#### [WORK TO COMPLETE]
Pick out each line below containing "label".

#### [ENTRIES PROVIDED]
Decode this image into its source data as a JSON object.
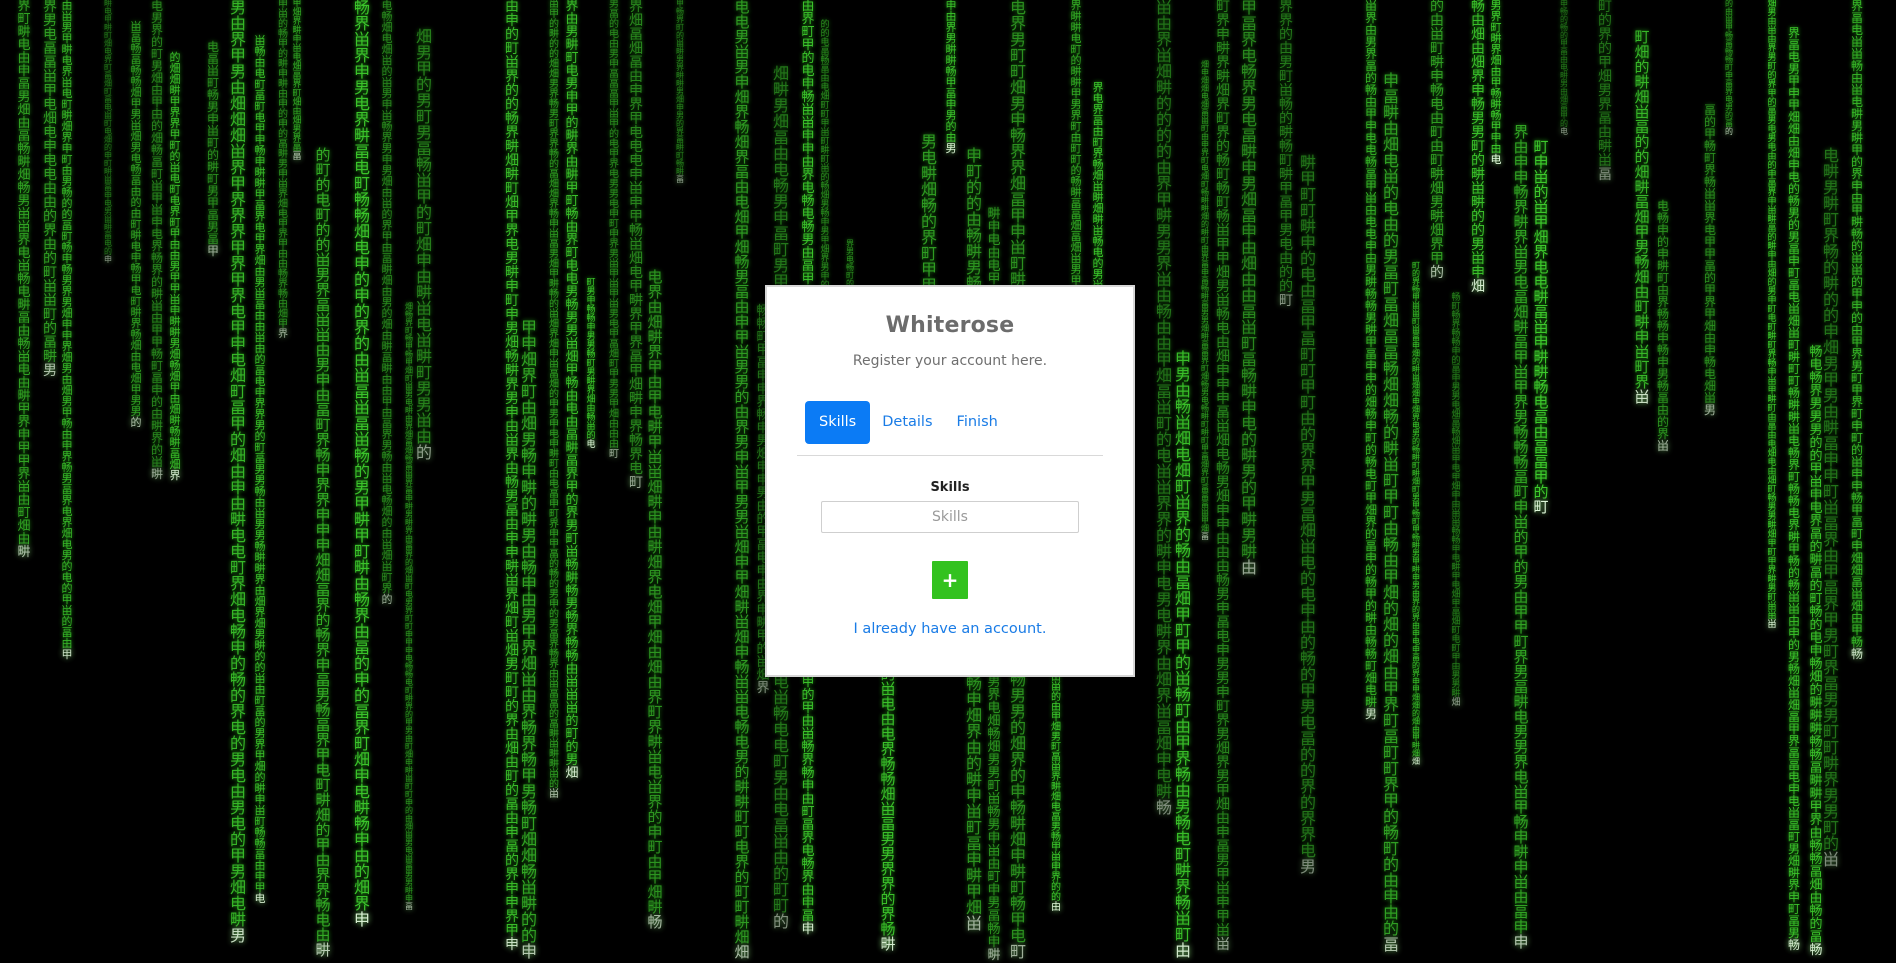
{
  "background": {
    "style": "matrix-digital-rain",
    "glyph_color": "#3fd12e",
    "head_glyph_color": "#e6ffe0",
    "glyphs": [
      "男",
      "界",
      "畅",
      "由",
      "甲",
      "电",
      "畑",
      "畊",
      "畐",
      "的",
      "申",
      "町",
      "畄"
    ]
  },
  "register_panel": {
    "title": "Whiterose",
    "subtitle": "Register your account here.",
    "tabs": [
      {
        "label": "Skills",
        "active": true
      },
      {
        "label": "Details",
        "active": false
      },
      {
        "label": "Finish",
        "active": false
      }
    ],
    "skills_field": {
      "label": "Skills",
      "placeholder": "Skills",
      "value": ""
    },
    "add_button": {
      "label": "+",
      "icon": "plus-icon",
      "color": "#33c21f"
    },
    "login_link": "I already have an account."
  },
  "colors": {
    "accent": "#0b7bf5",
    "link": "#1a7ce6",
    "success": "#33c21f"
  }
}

#### [ANSWER TO THIS EXERCISE]
        "label": "Skills",
        "label": "Details",
        "label": "Finish",
      "label": "Skills",
      "label": "+",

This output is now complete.